WHAT YOU ARE ASKED TO DO:
Omit any picture, and return the remaining data exactly as written.

INPUT RECORDS:
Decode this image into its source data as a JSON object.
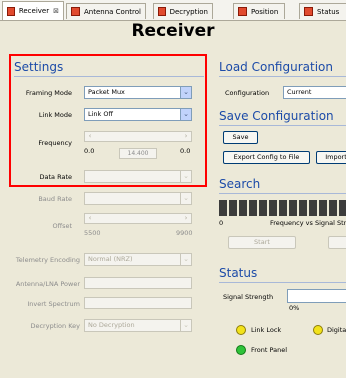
{
  "tabs": [
    {
      "label": "Receiver",
      "close": "⊠"
    },
    {
      "label": "Antenna Control"
    },
    {
      "label": "Decryption"
    },
    {
      "label": "Position"
    },
    {
      "label": "Status"
    }
  ],
  "page_title": "Receiver",
  "settings": {
    "heading": "Settings",
    "framing_mode": {
      "label": "Framing Mode",
      "value": "Packet Mux"
    },
    "link_mode": {
      "label": "Link Mode",
      "value": "Link Off"
    },
    "frequency": {
      "label": "Frequency",
      "min": "0.0",
      "current": "14.400",
      "max": "0.0"
    },
    "data_rate": {
      "label": "Data Rate",
      "value": ""
    },
    "baud_rate": {
      "label": "Baud Rate",
      "value": ""
    },
    "offset": {
      "label": "Offset",
      "min": "5500",
      "max": "9900"
    },
    "telemetry_encoding": {
      "label": "Telemetry Encoding",
      "value": "Normal (NRZ)"
    },
    "antenna_lna_power": {
      "label": "Antenna/LNA Power",
      "value": ""
    },
    "invert_spectrum": {
      "label": "Invert Spectrum",
      "value": ""
    },
    "decryption_key": {
      "label": "Decryption Key",
      "value": "No Decryption"
    }
  },
  "load_config": {
    "heading": "Load Configuration",
    "configuration_label": "Configuration",
    "configuration_value": "Current"
  },
  "save_config": {
    "heading": "Save Configuration",
    "save_button": "Save",
    "export_button": "Export Config to File",
    "import_button": "Import"
  },
  "search": {
    "heading": "Search",
    "axis_min": "0",
    "axis_caption": "Frequency vs Signal Str",
    "start_button": "Start"
  },
  "status": {
    "heading": "Status",
    "signal_strength_label": "Signal Strength",
    "signal_strength_value": "0%",
    "link_lock": "Link Lock",
    "digital": "Digita",
    "front_panel": "Front Panel"
  },
  "colors": {
    "heading": "#1c4ba8",
    "highlight": "#ff0000",
    "led_yellow": "#f2e21a",
    "led_green": "#2fc33a"
  }
}
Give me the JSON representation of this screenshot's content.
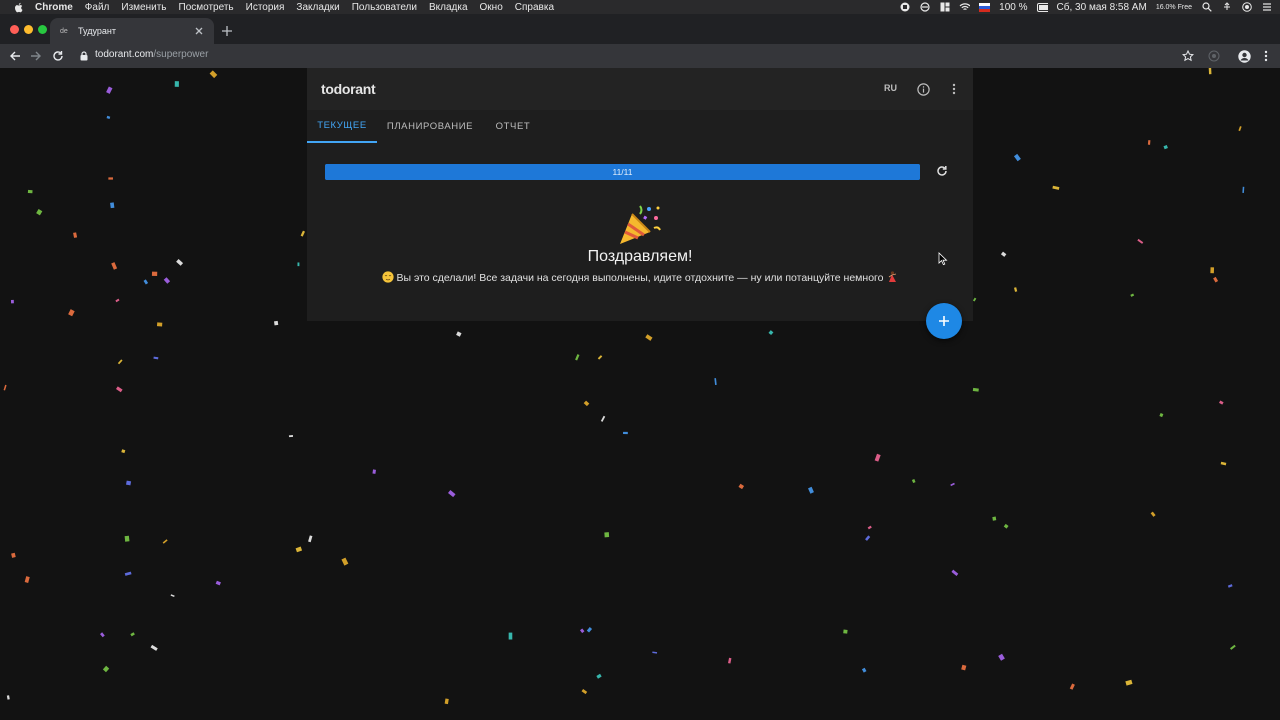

CORRECT RESPONSE:
Decode this image into its source data as a JSON object.
{
  "tabs": [
    {
      "label": "Receiver",
      "close": "⊠"
    },
    {
      "label": "Antenna Control"
    },
    {
      "label": "Decryption"
    },
    {
      "label": "Position"
    },
    {
      "label": "Status"
    }
  ],
  "page_title": "Receiver",
  "settings": {
    "heading": "Settings",
    "framing_mode": {
      "label": "Framing Mode",
      "value": "Packet Mux"
    },
    "link_mode": {
      "label": "Link Mode",
      "value": "Link Off"
    },
    "frequency": {
      "label": "Frequency",
      "min": "0.0",
      "current": "14.400",
      "max": "0.0"
    },
    "data_rate": {
      "label": "Data Rate",
      "value": ""
    },
    "baud_rate": {
      "label": "Baud Rate",
      "value": ""
    },
    "offset": {
      "label": "Offset",
      "min": "5500",
      "max": "9900"
    },
    "telemetry_encoding": {
      "label": "Telemetry Encoding",
      "value": "Normal (NRZ)"
    },
    "antenna_lna_power": {
      "label": "Antenna/LNA Power",
      "value": ""
    },
    "invert_spectrum": {
      "label": "Invert Spectrum",
      "value": ""
    },
    "decryption_key": {
      "label": "Decryption Key",
      "value": "No Decryption"
    }
  },
  "load_config": {
    "heading": "Load Configuration",
    "configuration_label": "Configuration",
    "configuration_value": "Current"
  },
  "save_config": {
    "heading": "Save Configuration",
    "save_button": "Save",
    "export_button": "Export Config to File",
    "import_button": "Import"
  },
  "search": {
    "heading": "Search",
    "axis_min": "0",
    "axis_caption": "Frequency vs Signal Str",
    "start_button": "Start"
  },
  "status": {
    "heading": "Status",
    "signal_strength_label": "Signal Strength",
    "signal_strength_value": "0%",
    "link_lock": "Link Lock",
    "digital": "Digita",
    "front_panel": "Front Panel"
  },
  "colors": {
    "heading": "#1c4ba8",
    "highlight": "#ff0000",
    "led_yellow": "#f2e21a",
    "led_green": "#2fc33a"
  }
}
Give me the JSON representation of this screenshot's content.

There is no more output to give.